◆ EXERCISE GOAL: Each line in the entries below that holds the string "HOIST" is to be listed.

----

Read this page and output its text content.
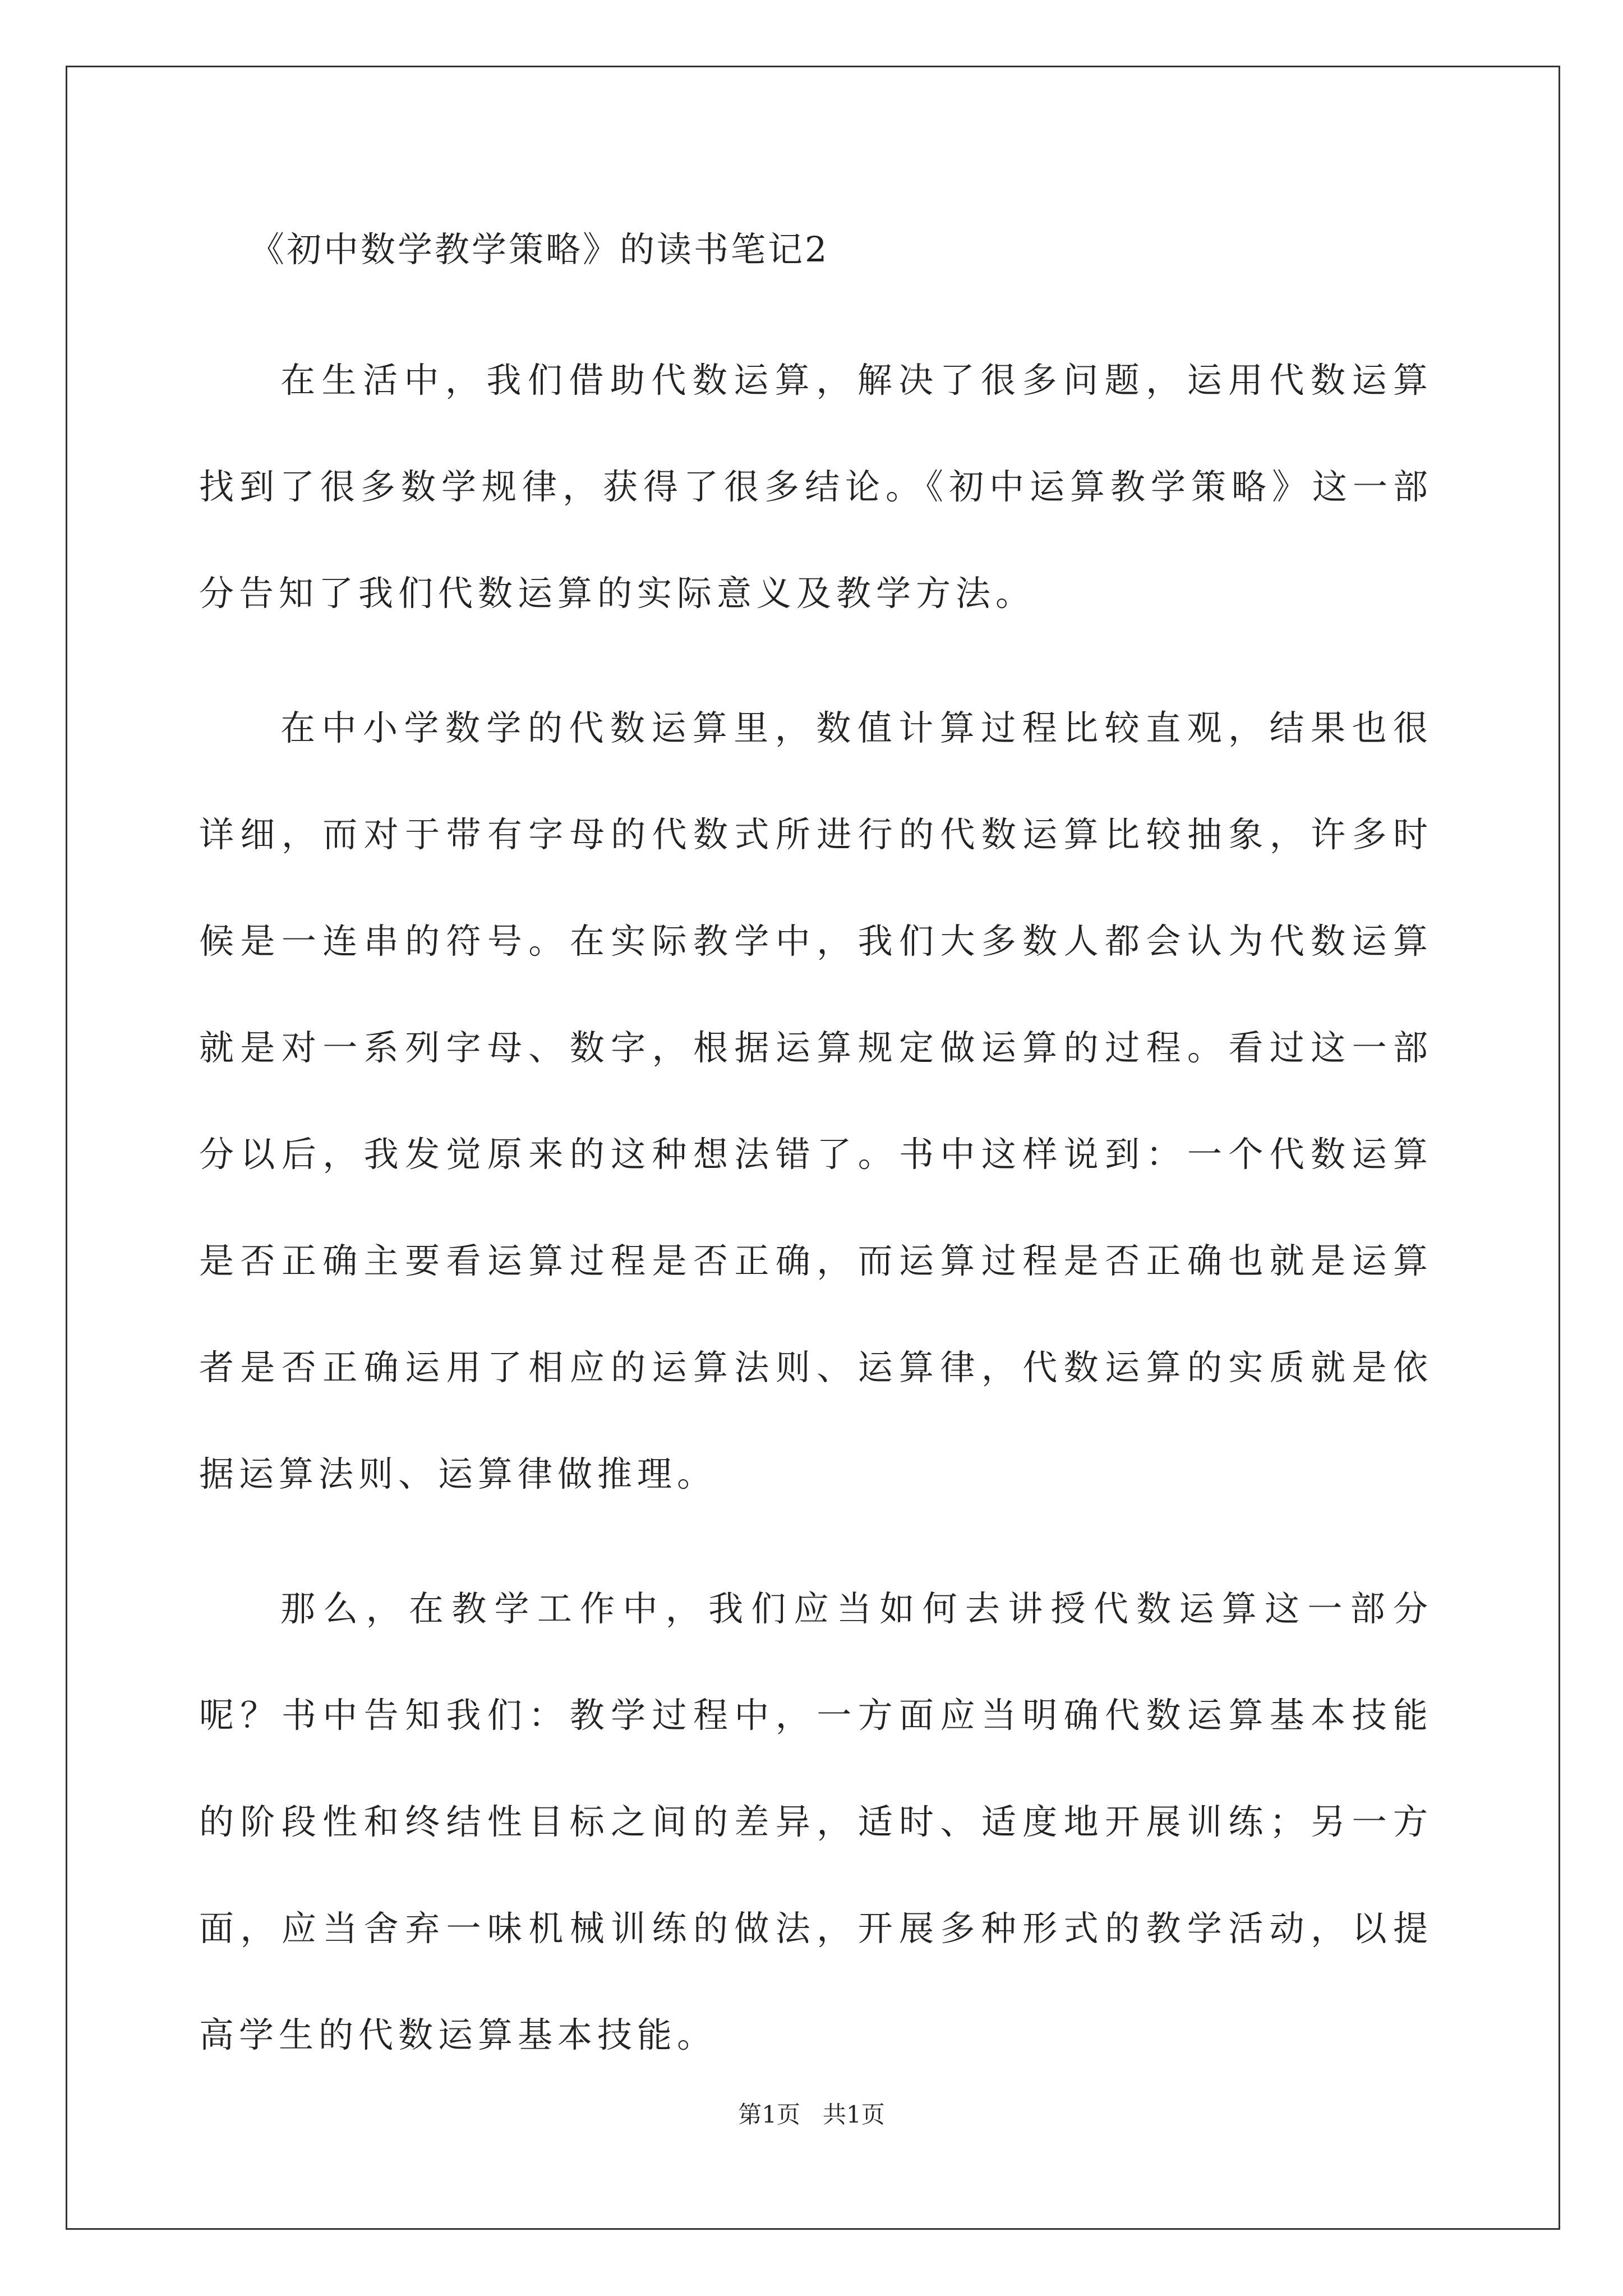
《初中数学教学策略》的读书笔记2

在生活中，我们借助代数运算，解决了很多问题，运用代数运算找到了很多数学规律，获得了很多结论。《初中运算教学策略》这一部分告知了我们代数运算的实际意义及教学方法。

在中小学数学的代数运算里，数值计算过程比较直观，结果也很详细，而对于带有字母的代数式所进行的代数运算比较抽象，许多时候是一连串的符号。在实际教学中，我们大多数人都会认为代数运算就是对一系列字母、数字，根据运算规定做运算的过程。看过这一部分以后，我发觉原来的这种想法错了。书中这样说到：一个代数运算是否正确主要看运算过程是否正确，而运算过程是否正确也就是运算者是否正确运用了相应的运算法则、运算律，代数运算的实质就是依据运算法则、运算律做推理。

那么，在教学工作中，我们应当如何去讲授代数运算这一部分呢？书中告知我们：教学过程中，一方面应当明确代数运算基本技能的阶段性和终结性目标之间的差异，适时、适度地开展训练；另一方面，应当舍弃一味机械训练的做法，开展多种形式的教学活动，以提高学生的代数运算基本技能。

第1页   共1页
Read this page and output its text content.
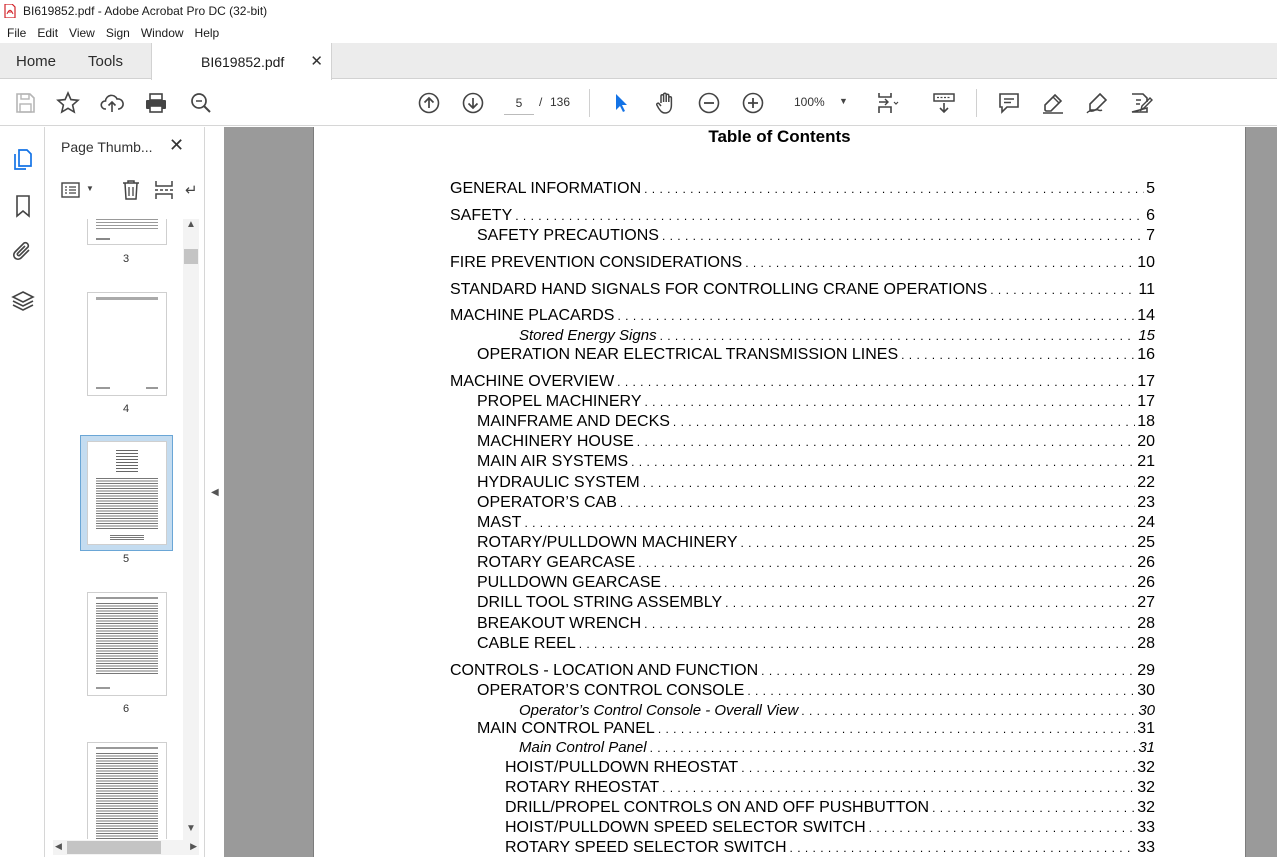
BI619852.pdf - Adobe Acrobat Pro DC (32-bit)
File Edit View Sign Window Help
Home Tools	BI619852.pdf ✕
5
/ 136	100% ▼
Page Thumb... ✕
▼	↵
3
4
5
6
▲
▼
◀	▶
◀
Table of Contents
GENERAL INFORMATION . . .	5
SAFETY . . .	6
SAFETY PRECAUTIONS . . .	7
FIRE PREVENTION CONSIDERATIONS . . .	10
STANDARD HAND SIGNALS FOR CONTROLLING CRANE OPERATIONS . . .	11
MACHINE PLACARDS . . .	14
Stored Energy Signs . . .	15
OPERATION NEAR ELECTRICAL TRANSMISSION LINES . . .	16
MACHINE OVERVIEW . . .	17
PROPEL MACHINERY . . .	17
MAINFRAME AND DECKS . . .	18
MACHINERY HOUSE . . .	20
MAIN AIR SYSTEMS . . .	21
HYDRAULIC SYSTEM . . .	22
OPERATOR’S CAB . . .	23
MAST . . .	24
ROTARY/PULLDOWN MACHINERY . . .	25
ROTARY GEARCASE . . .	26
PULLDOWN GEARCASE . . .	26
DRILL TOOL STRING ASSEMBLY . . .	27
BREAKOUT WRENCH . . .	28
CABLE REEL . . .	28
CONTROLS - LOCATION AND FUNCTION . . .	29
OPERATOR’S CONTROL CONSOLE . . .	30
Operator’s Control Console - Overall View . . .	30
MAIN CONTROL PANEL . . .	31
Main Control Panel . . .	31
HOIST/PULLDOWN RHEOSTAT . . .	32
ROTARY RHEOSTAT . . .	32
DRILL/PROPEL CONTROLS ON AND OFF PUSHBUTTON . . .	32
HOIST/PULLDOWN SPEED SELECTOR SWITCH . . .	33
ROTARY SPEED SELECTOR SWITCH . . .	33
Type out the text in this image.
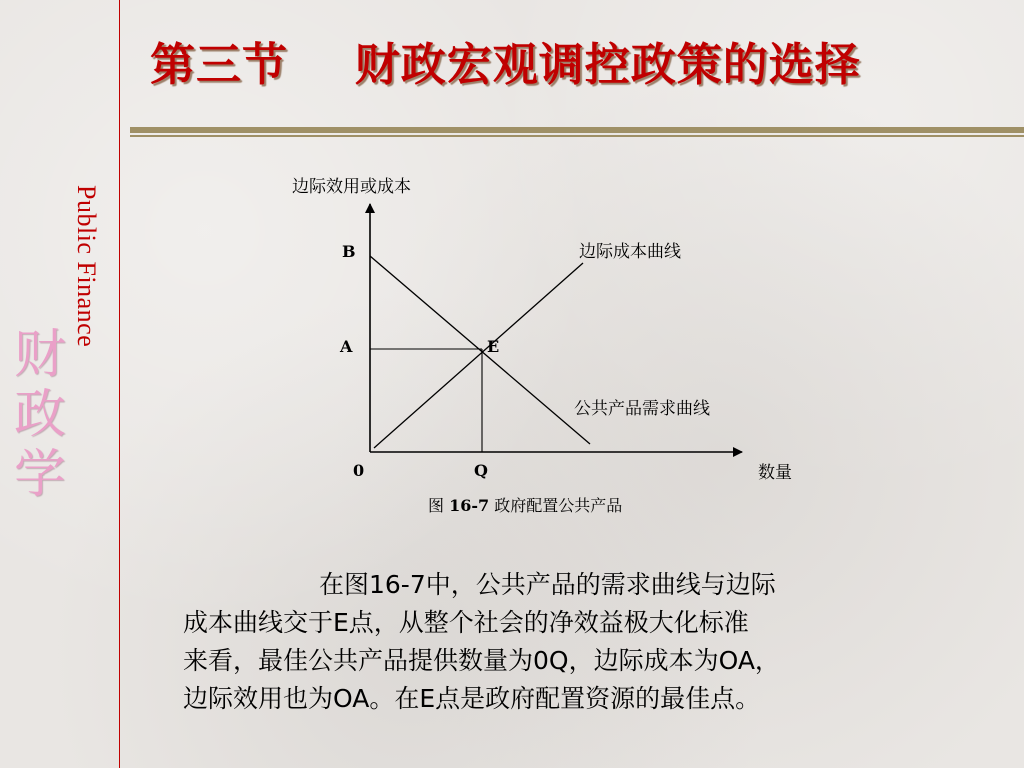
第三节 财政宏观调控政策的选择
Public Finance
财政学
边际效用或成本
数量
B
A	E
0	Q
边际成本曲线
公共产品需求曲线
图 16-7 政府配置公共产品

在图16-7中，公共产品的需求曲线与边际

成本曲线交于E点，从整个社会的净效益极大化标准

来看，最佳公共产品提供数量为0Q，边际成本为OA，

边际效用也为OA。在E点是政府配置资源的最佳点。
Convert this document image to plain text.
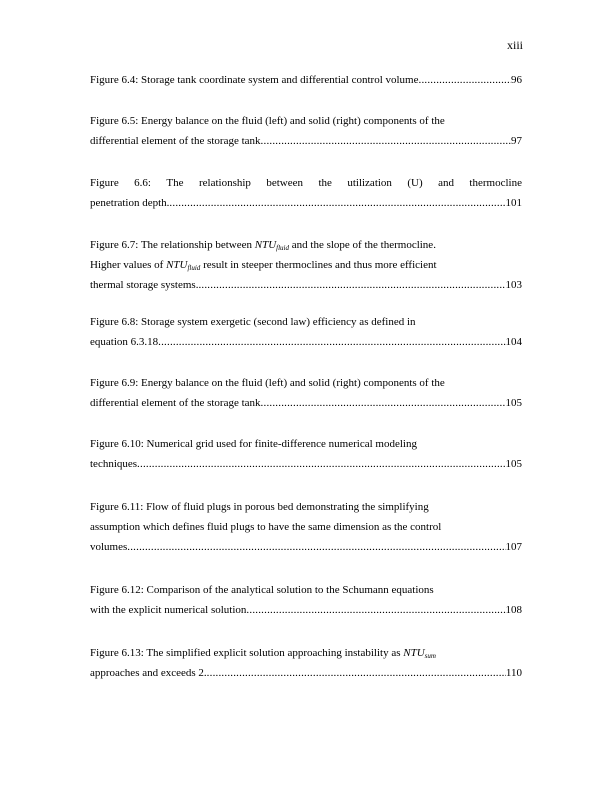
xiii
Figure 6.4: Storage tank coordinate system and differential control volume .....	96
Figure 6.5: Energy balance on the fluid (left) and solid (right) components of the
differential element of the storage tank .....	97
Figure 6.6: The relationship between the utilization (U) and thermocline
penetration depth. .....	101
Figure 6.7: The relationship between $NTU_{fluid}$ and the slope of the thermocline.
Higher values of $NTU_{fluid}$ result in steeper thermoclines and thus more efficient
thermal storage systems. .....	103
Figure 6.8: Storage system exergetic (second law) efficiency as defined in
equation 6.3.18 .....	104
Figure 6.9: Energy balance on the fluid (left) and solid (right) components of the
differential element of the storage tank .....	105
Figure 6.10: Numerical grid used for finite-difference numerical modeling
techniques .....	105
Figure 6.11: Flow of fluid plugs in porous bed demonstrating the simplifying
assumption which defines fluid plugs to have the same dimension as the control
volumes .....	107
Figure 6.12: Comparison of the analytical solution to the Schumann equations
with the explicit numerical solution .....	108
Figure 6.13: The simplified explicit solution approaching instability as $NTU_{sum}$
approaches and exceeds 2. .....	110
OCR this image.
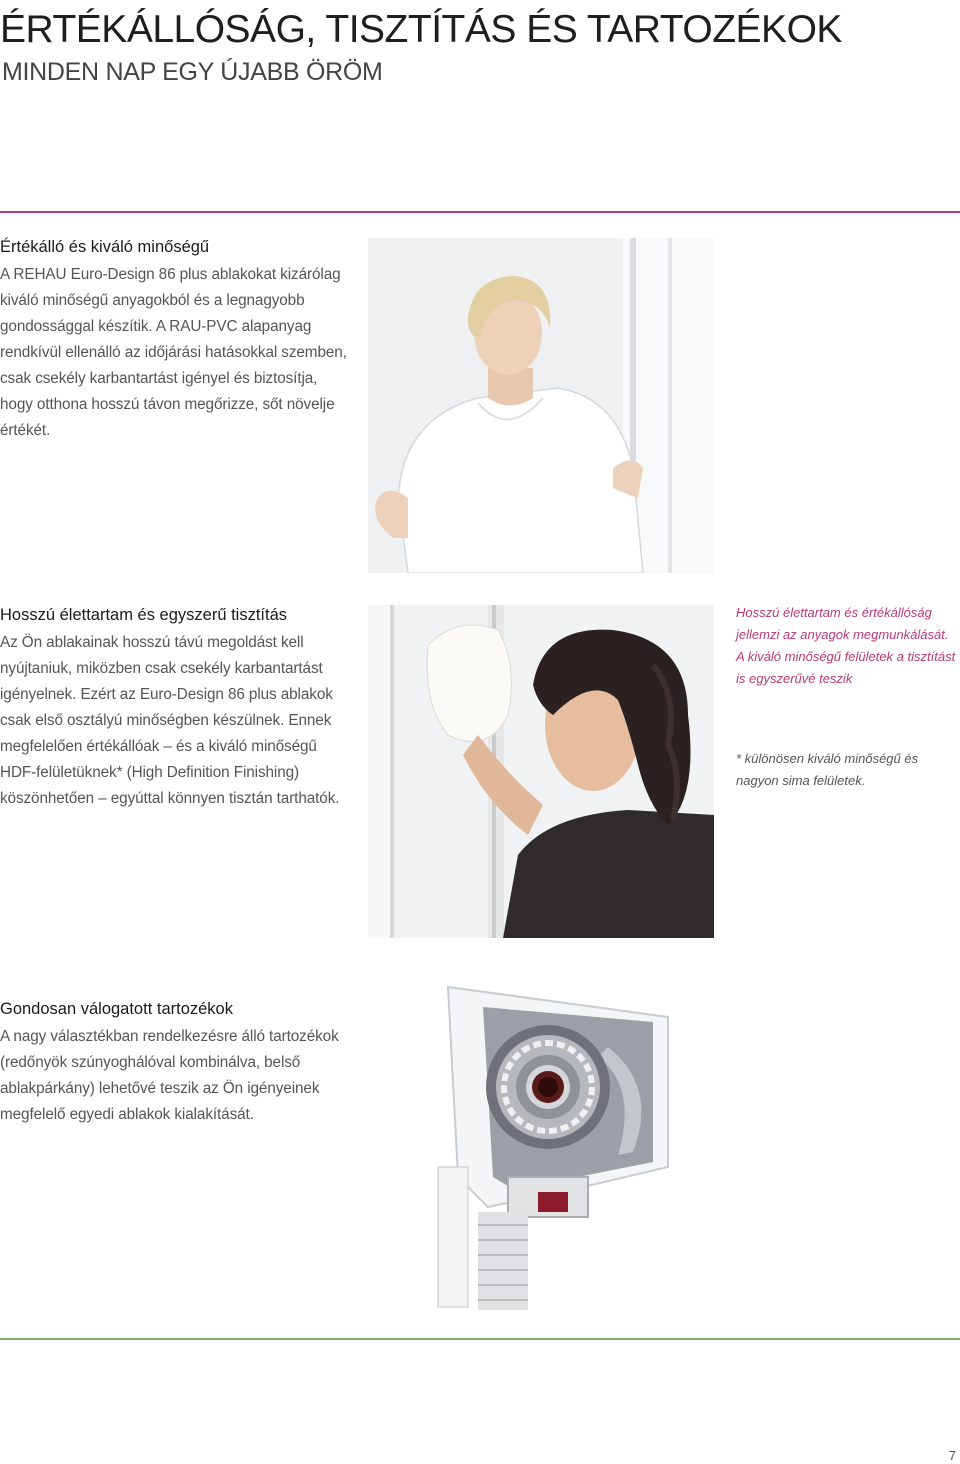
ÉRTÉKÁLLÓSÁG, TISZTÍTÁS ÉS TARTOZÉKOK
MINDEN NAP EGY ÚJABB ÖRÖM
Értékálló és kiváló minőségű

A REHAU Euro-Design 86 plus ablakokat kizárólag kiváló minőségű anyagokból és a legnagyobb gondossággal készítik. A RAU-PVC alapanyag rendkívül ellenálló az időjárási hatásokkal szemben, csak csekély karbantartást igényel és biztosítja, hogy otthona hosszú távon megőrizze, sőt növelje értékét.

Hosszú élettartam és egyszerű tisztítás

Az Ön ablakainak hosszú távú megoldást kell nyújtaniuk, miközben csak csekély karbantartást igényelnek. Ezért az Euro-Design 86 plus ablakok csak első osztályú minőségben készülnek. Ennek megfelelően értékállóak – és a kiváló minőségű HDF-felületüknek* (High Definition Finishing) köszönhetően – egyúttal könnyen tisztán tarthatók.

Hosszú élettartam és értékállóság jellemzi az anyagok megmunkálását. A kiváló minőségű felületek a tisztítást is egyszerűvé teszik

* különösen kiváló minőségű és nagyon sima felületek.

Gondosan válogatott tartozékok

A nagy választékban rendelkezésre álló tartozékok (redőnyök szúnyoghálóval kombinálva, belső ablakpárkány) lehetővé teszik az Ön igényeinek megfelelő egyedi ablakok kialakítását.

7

----

◆ EXPECTED ANSWER:
HOIST/PULLDOWN RHEOSTAT . . .	32
HOIST/PULLDOWN SPEED SELECTOR SWITCH . . .	33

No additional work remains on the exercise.